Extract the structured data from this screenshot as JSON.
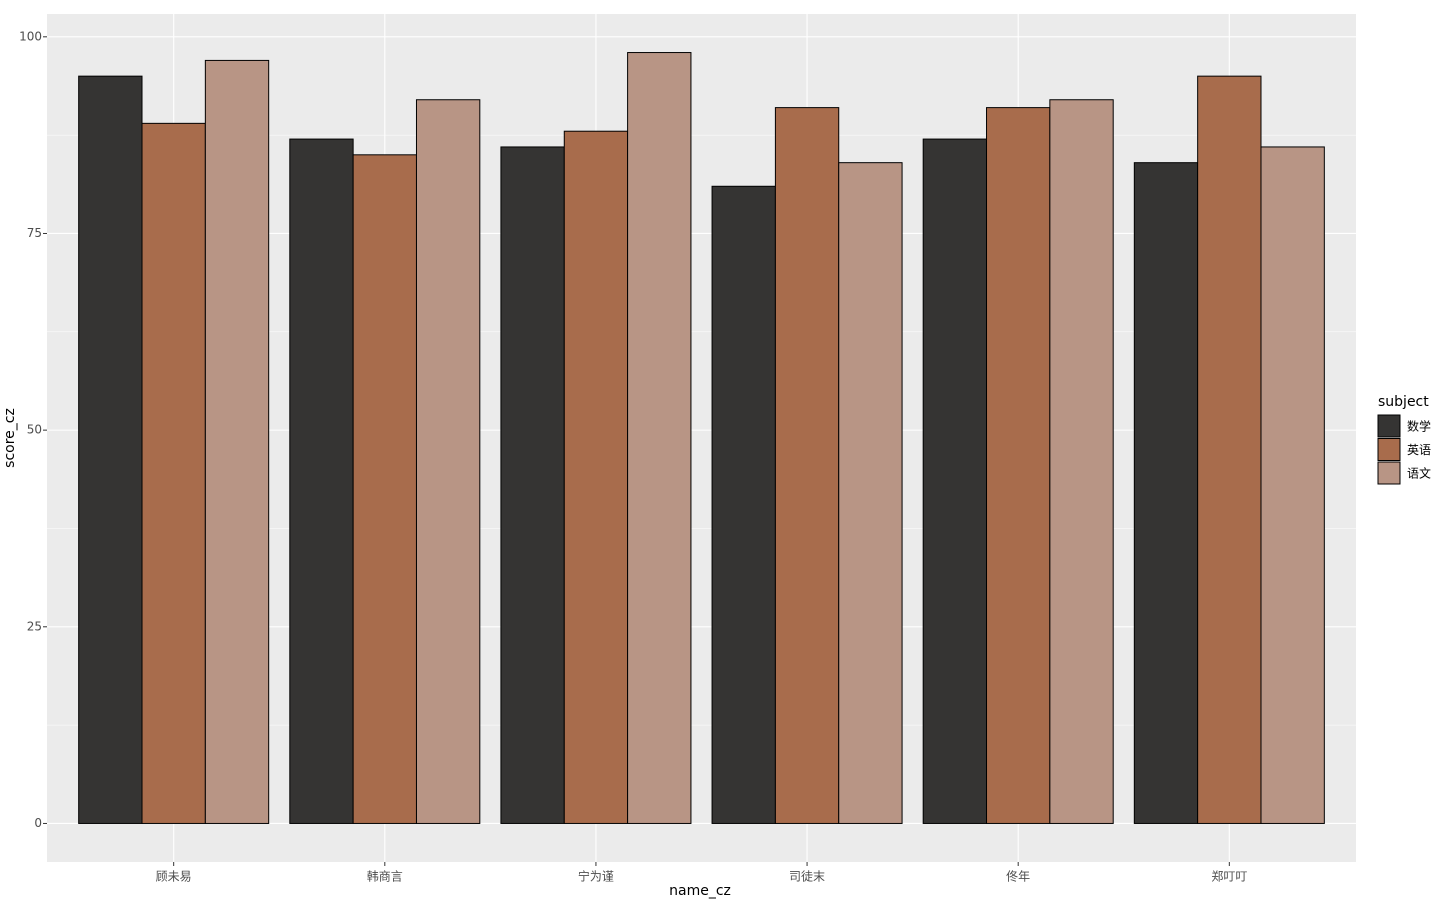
{
  "chart_data": {
    "type": "bar",
    "x_label": "name_cz",
    "y_label": "score_cz",
    "categories": [
      "顾未易",
      "韩商言",
      "宁为谨",
      "司徒末",
      "佟年",
      "郑叮叮"
    ],
    "series": [
      {
        "name": "数学",
        "color": "#353433",
        "values": [
          95,
          87,
          86,
          81,
          87,
          84
        ]
      },
      {
        "name": "英语",
        "color": "#a86c4c",
        "values": [
          89,
          85,
          88,
          91,
          91,
          95
        ]
      },
      {
        "name": "语文",
        "color": "#b89585",
        "values": [
          97,
          92,
          98,
          84,
          92,
          86
        ]
      }
    ],
    "legend_title": "subject",
    "legend_position": "right",
    "ylim": [
      -4.9,
      102.9
    ],
    "yticks": [
      0,
      25,
      50,
      75,
      100
    ],
    "grid": true
  }
}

THE EXERCISE:
Transcribe all the lines above exactly, apart from the pictures.

TASK SOLUTION:
Extract the structured data from this screenshot as JSON.
{
  "chart_data": {
    "type": "bar",
    "x_label": "name_cz",
    "y_label": "score_cz",
    "categories": [
      "顾未易",
      "韩商言",
      "宁为谨",
      "司徒末",
      "佟年",
      "郑叮叮"
    ],
    "series": [
      {
        "name": "数学",
        "color": "#353433",
        "values": [
          95,
          87,
          86,
          81,
          87,
          84
        ]
      },
      {
        "name": "英语",
        "color": "#a86c4c",
        "values": [
          89,
          85,
          88,
          91,
          91,
          95
        ]
      },
      {
        "name": "语文",
        "color": "#b89585",
        "values": [
          97,
          92,
          98,
          84,
          92,
          86
        ]
      }
    ],
    "legend_title": "subject",
    "legend_position": "right",
    "ylim": [
      -4.9,
      102.9
    ],
    "yticks": [
      0,
      25,
      50,
      75,
      100
    ],
    "grid": true
  }
}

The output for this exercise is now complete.